● TEXTO PROPORCIONADO:
════════════════

Y yo no puedo dejar de referirme aquí a una novela suya tardía, El hombre que trasladaba las ciudades (Barcelona: Noguer, 1973), voz plural brumosa inoculada como el veneno que mejor se diluye en un sistema circulatorio que funcionaba, el centro mismo de la por entonces omnipotente industria editorial española. ¿Cabe entonces preguntarse aquí, mediante un largo período donde se perderá el signo cuestionatorio, sobre la eficacia de un ataque desde el más profundo silencio ––¿es eso la literatura todavía?–– al centro mismo del ruido, como lo fue la publicación en las Españas de medio millar de páginas que revisan su conquista de América a través de una ininterrumpible retórica meridional para denunciar su homosocialidad sangrienta, su represión sexocorporal, la homogeneidad de tantos militares ultrarreligiosos, enloquecidos, explotadores, asesinos y violadores de indígenas que engendraron a toda esa cultura latinoamericana que sigue dominada ahí en cada momento, en cada lugar, en cada período de la oración austera donde no nos hemos terminado todavía de emancipar?

════════════════

● DATOS PROPORCIONADOS:
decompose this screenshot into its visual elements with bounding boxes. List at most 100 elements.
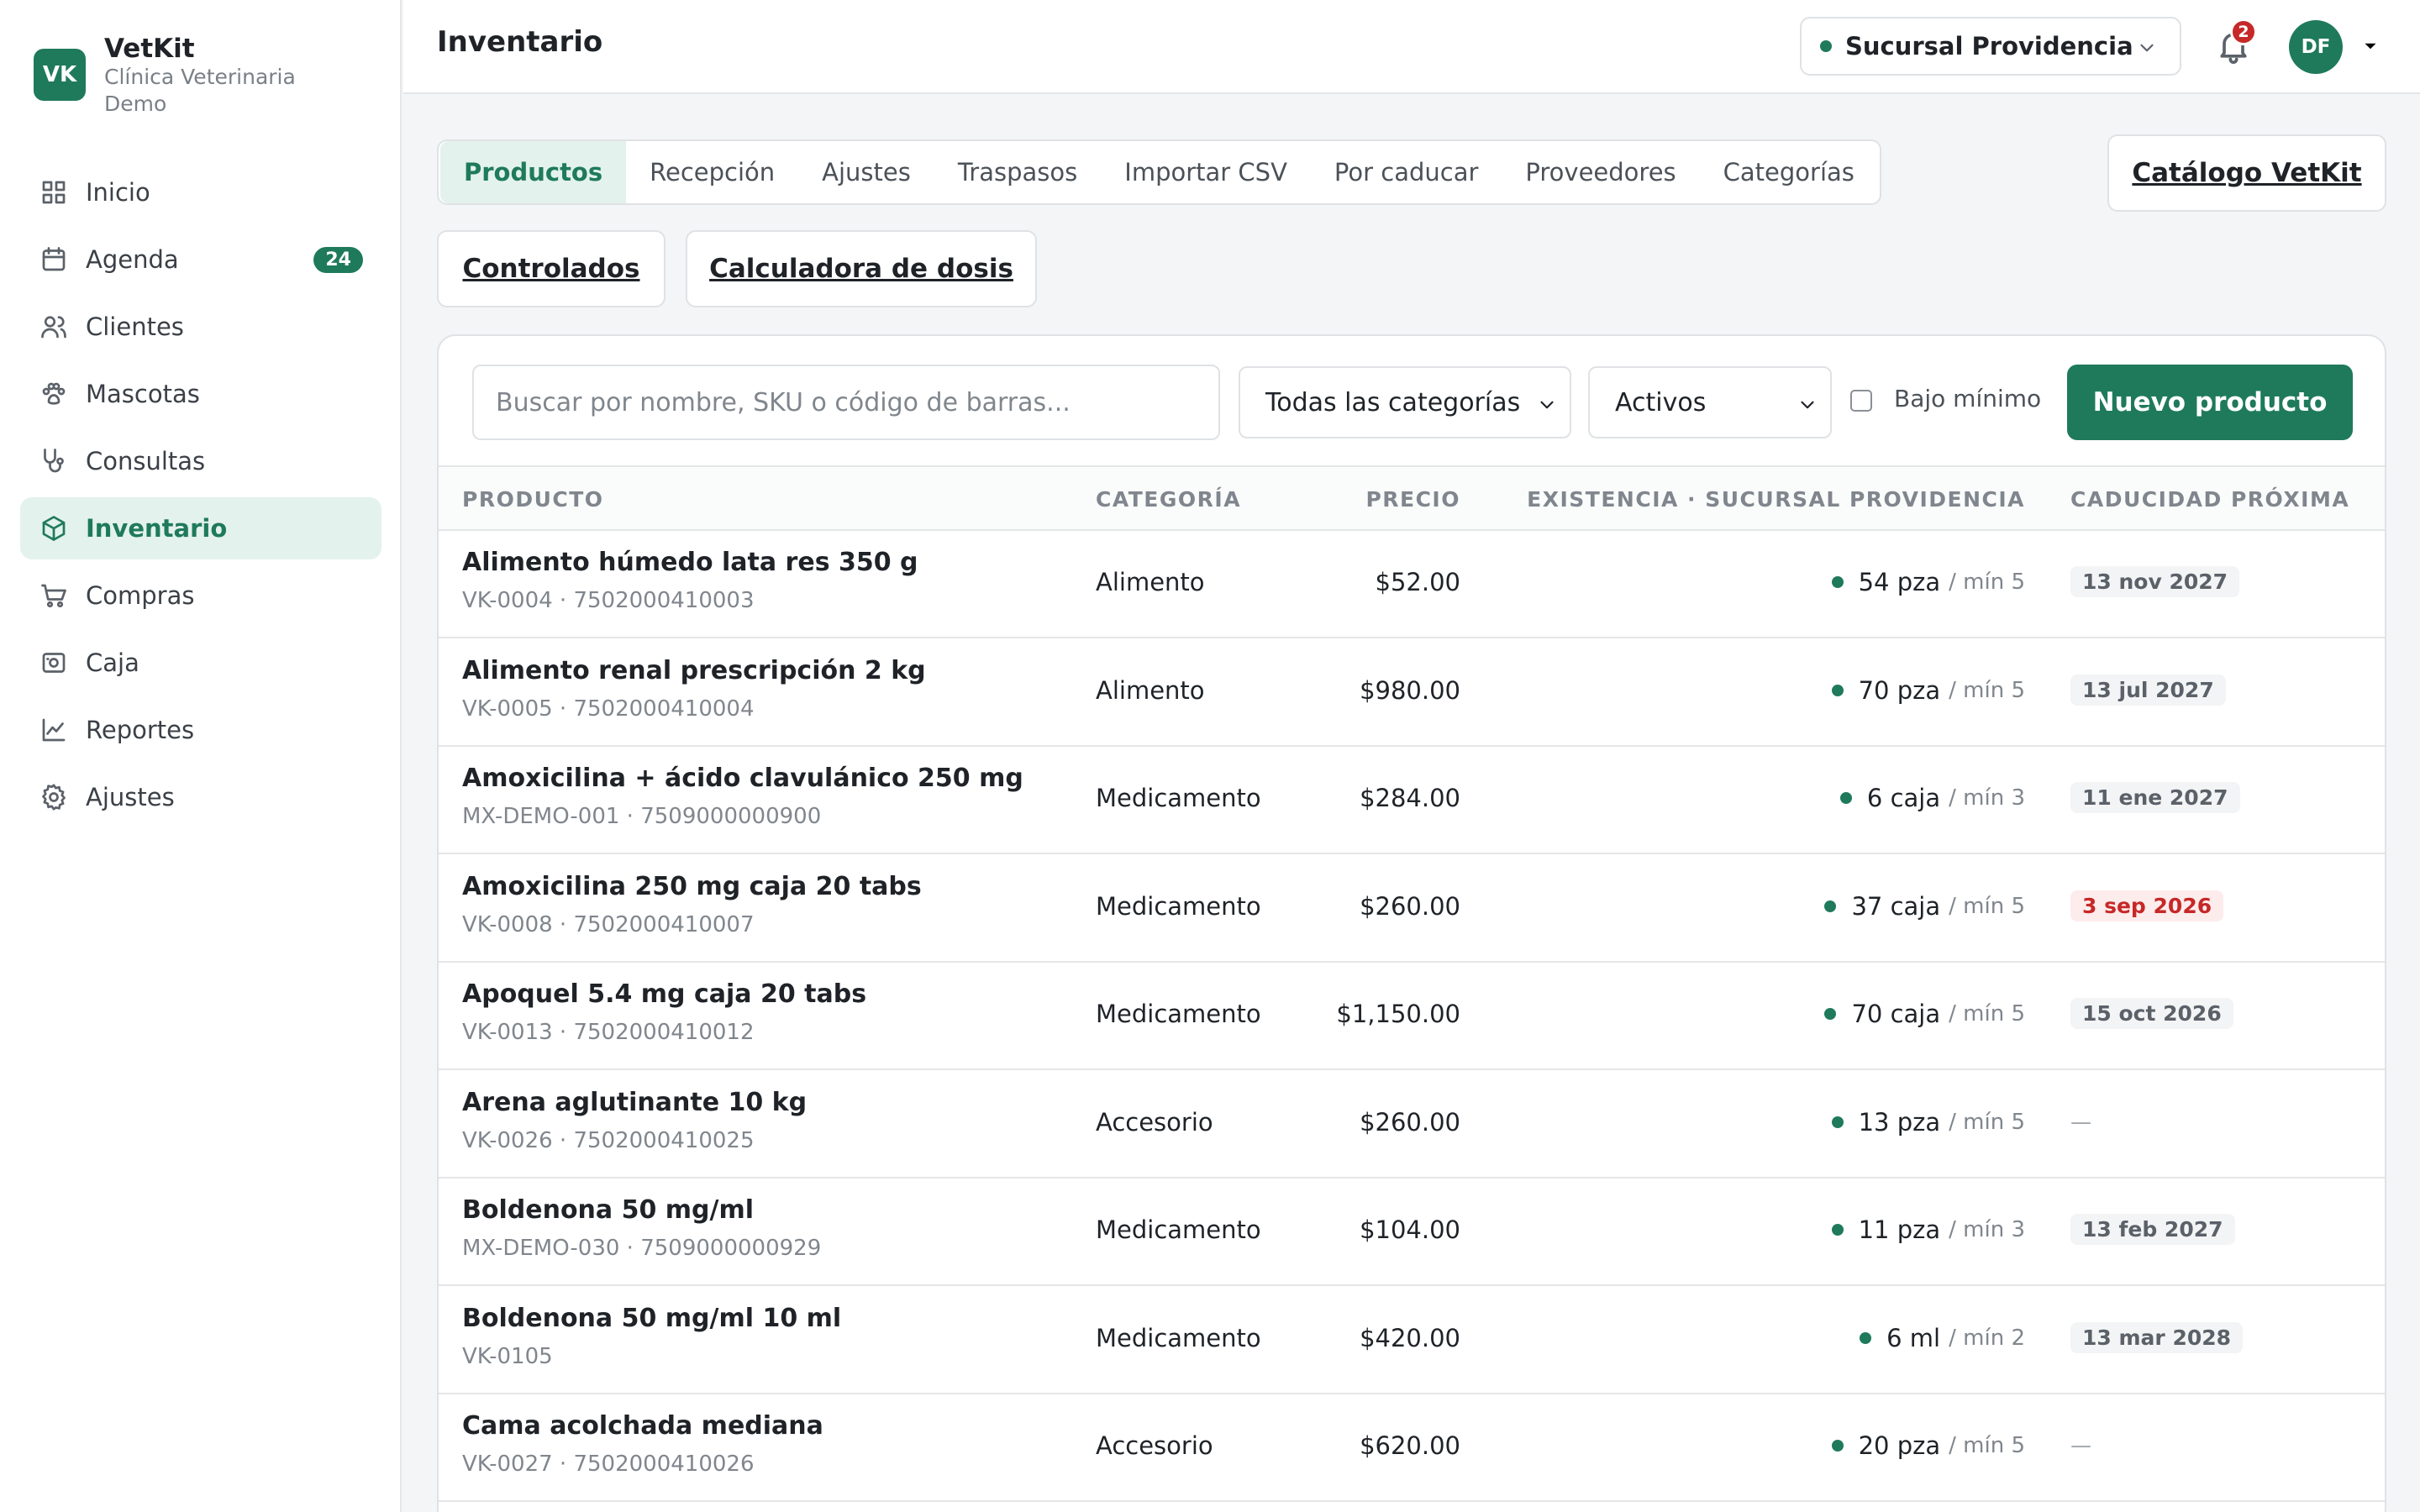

════════════════

● TU OBJETIVO:
Según el texto proporcionado, ¿qué editorial publicó la novela El hombre que trasladaba las ciudades y en qué año? El material no guarda ninguna relación con el texto proporcionado.

● SOLUCIÓN DEL PROBLEMA:
La publicó Noguer, en Barcelona, en 1973.